INPUT:
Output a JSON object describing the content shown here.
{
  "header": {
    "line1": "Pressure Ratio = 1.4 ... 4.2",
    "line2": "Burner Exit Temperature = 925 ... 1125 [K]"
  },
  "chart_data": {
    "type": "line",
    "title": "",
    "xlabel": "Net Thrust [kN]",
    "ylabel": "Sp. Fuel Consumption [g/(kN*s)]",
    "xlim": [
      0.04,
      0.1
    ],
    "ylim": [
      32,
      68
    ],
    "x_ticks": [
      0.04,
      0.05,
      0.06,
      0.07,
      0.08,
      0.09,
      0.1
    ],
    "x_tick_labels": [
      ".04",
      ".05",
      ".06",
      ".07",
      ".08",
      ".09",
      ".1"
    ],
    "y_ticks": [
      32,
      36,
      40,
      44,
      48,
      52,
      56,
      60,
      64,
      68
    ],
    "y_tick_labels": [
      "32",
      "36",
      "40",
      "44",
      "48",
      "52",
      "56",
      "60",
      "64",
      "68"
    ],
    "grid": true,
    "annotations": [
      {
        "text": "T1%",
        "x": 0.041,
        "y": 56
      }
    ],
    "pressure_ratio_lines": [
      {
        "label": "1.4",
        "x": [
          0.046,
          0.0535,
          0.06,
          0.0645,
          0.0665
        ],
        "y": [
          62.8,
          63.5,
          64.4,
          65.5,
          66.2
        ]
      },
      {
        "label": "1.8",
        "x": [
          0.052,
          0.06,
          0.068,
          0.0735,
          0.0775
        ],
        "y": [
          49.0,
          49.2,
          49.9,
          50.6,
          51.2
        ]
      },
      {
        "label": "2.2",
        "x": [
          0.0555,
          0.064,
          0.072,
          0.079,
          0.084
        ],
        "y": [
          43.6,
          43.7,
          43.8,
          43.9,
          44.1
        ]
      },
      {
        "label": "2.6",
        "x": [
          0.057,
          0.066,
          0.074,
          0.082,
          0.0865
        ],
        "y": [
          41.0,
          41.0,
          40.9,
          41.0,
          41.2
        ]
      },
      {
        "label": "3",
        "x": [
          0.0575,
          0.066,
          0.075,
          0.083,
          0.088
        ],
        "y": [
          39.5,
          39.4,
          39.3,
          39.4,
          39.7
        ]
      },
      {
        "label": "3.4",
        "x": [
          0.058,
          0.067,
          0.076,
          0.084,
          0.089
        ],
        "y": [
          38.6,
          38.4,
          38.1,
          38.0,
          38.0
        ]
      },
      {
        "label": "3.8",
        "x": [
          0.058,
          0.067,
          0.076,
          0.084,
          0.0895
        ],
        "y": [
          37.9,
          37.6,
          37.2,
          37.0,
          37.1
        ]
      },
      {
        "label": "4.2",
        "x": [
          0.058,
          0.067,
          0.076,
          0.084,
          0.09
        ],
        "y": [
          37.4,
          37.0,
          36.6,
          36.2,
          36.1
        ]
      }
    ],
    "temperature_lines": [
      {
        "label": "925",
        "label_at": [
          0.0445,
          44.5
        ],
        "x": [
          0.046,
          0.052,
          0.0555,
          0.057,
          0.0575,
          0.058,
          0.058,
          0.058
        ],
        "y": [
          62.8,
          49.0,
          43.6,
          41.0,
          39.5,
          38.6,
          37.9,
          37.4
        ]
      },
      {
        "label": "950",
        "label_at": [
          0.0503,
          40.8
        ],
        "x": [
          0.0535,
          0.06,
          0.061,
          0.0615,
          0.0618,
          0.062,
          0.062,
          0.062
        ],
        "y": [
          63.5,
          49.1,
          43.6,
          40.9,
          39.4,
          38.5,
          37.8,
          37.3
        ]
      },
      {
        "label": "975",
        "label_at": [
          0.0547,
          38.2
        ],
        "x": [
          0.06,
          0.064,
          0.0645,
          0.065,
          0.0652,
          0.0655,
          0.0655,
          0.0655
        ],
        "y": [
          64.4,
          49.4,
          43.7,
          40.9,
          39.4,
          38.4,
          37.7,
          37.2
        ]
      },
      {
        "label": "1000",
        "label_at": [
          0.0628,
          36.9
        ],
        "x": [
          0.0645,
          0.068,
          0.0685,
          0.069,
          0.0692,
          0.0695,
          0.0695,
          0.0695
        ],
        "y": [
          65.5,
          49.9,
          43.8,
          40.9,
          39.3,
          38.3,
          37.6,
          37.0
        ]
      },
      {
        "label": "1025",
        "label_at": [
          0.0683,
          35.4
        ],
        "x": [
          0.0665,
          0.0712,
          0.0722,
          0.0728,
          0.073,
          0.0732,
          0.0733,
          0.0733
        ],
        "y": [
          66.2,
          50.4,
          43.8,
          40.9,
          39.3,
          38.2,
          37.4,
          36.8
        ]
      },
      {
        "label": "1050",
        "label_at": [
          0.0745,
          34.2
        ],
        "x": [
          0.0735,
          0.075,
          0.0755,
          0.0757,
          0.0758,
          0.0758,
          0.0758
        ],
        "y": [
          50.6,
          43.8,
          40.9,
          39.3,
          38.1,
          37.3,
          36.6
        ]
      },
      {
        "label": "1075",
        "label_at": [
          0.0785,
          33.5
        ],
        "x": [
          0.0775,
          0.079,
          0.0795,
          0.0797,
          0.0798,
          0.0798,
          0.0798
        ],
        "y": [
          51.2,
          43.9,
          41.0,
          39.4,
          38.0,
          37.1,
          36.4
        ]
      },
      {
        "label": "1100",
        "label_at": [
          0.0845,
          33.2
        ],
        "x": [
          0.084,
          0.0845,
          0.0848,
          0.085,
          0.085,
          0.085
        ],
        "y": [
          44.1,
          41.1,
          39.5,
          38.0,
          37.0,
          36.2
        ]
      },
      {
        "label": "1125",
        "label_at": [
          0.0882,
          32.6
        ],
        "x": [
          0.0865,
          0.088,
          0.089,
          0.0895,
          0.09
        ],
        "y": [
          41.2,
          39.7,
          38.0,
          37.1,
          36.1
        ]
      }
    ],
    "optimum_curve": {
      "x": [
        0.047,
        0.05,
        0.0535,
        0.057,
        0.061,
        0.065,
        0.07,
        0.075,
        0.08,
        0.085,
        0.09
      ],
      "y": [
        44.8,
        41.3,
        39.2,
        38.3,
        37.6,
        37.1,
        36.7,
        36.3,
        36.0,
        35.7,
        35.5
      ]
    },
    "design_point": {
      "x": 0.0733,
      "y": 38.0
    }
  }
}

DIRECTIVE: Reproduce the full listing exactly.

TASK RESULT:
Output a JSON object describing the content shown here.
{
  "header": {
    "line1": "Pressure Ratio = 1.4 ... 4.2",
    "line2": "Burner Exit Temperature = 925 ... 1125 [K]"
  },
  "chart_data": {
    "type": "line",
    "title": "",
    "xlabel": "Net Thrust [kN]",
    "ylabel": "Sp. Fuel Consumption [g/(kN*s)]",
    "xlim": [
      0.04,
      0.1
    ],
    "ylim": [
      32,
      68
    ],
    "x_ticks": [
      0.04,
      0.05,
      0.06,
      0.07,
      0.08,
      0.09,
      0.1
    ],
    "x_tick_labels": [
      ".04",
      ".05",
      ".06",
      ".07",
      ".08",
      ".09",
      ".1"
    ],
    "y_ticks": [
      32,
      36,
      40,
      44,
      48,
      52,
      56,
      60,
      64,
      68
    ],
    "y_tick_labels": [
      "32",
      "36",
      "40",
      "44",
      "48",
      "52",
      "56",
      "60",
      "64",
      "68"
    ],
    "grid": true,
    "annotations": [
      {
        "text": "T1%",
        "x": 0.041,
        "y": 56
      }
    ],
    "pressure_ratio_lines": [
      {
        "label": "1.4",
        "x": [
          0.046,
          0.0535,
          0.06,
          0.0645,
          0.0665
        ],
        "y": [
          62.8,
          63.5,
          64.4,
          65.5,
          66.2
        ]
      },
      {
        "label": "1.8",
        "x": [
          0.052,
          0.06,
          0.068,
          0.0735,
          0.0775
        ],
        "y": [
          49.0,
          49.2,
          49.9,
          50.6,
          51.2
        ]
      },
      {
        "label": "2.2",
        "x": [
          0.0555,
          0.064,
          0.072,
          0.079,
          0.084
        ],
        "y": [
          43.6,
          43.7,
          43.8,
          43.9,
          44.1
        ]
      },
      {
        "label": "2.6",
        "x": [
          0.057,
          0.066,
          0.074,
          0.082,
          0.0865
        ],
        "y": [
          41.0,
          41.0,
          40.9,
          41.0,
          41.2
        ]
      },
      {
        "label": "3",
        "x": [
          0.0575,
          0.066,
          0.075,
          0.083,
          0.088
        ],
        "y": [
          39.5,
          39.4,
          39.3,
          39.4,
          39.7
        ]
      },
      {
        "label": "3.4",
        "x": [
          0.058,
          0.067,
          0.076,
          0.084,
          0.089
        ],
        "y": [
          38.6,
          38.4,
          38.1,
          38.0,
          38.0
        ]
      },
      {
        "label": "3.8",
        "x": [
          0.058,
          0.067,
          0.076,
          0.084,
          0.0895
        ],
        "y": [
          37.9,
          37.6,
          37.2,
          37.0,
          37.1
        ]
      },
      {
        "label": "4.2",
        "x": [
          0.058,
          0.067,
          0.076,
          0.084,
          0.09
        ],
        "y": [
          37.4,
          37.0,
          36.6,
          36.2,
          36.1
        ]
      }
    ],
    "temperature_lines": [
      {
        "label": "925",
        "label_at": [
          0.0445,
          44.5
        ],
        "x": [
          0.046,
          0.052,
          0.0555,
          0.057,
          0.0575,
          0.058,
          0.058,
          0.058
        ],
        "y": [
          62.8,
          49.0,
          43.6,
          41.0,
          39.5,
          38.6,
          37.9,
          37.4
        ]
      },
      {
        "label": "950",
        "label_at": [
          0.0503,
          40.8
        ],
        "x": [
          0.0535,
          0.06,
          0.061,
          0.0615,
          0.0618,
          0.062,
          0.062,
          0.062
        ],
        "y": [
          63.5,
          49.1,
          43.6,
          40.9,
          39.4,
          38.5,
          37.8,
          37.3
        ]
      },
      {
        "label": "975",
        "label_at": [
          0.0547,
          38.2
        ],
        "x": [
          0.06,
          0.064,
          0.0645,
          0.065,
          0.0652,
          0.0655,
          0.0655,
          0.0655
        ],
        "y": [
          64.4,
          49.4,
          43.7,
          40.9,
          39.4,
          38.4,
          37.7,
          37.2
        ]
      },
      {
        "label": "1000",
        "label_at": [
          0.0628,
          36.9
        ],
        "x": [
          0.0645,
          0.068,
          0.0685,
          0.069,
          0.0692,
          0.0695,
          0.0695,
          0.0695
        ],
        "y": [
          65.5,
          49.9,
          43.8,
          40.9,
          39.3,
          38.3,
          37.6,
          37.0
        ]
      },
      {
        "label": "1025",
        "label_at": [
          0.0683,
          35.4
        ],
        "x": [
          0.0665,
          0.0712,
          0.0722,
          0.0728,
          0.073,
          0.0732,
          0.0733,
          0.0733
        ],
        "y": [
          66.2,
          50.4,
          43.8,
          40.9,
          39.3,
          38.2,
          37.4,
          36.8
        ]
      },
      {
        "label": "1050",
        "label_at": [
          0.0745,
          34.2
        ],
        "x": [
          0.0735,
          0.075,
          0.0755,
          0.0757,
          0.0758,
          0.0758,
          0.0758
        ],
        "y": [
          50.6,
          43.8,
          40.9,
          39.3,
          38.1,
          37.3,
          36.6
        ]
      },
      {
        "label": "1075",
        "label_at": [
          0.0785,
          33.5
        ],
        "x": [
          0.0775,
          0.079,
          0.0795,
          0.0797,
          0.0798,
          0.0798,
          0.0798
        ],
        "y": [
          51.2,
          43.9,
          41.0,
          39.4,
          38.0,
          37.1,
          36.4
        ]
      },
      {
        "label": "1100",
        "label_at": [
          0.0845,
          33.2
        ],
        "x": [
          0.084,
          0.0845,
          0.0848,
          0.085,
          0.085,
          0.085
        ],
        "y": [
          44.1,
          41.1,
          39.5,
          38.0,
          37.0,
          36.2
        ]
      },
      {
        "label": "1125",
        "label_at": [
          0.0882,
          32.6
        ],
        "x": [
          0.0865,
          0.088,
          0.089,
          0.0895,
          0.09
        ],
        "y": [
          41.2,
          39.7,
          38.0,
          37.1,
          36.1
        ]
      }
    ],
    "optimum_curve": {
      "x": [
        0.047,
        0.05,
        0.0535,
        0.057,
        0.061,
        0.065,
        0.07,
        0.075,
        0.08,
        0.085,
        0.09
      ],
      "y": [
        44.8,
        41.3,
        39.2,
        38.3,
        37.6,
        37.1,
        36.7,
        36.3,
        36.0,
        35.7,
        35.5
      ]
    },
    "design_point": {
      "x": 0.0733,
      "y": 38.0
    }
  }
}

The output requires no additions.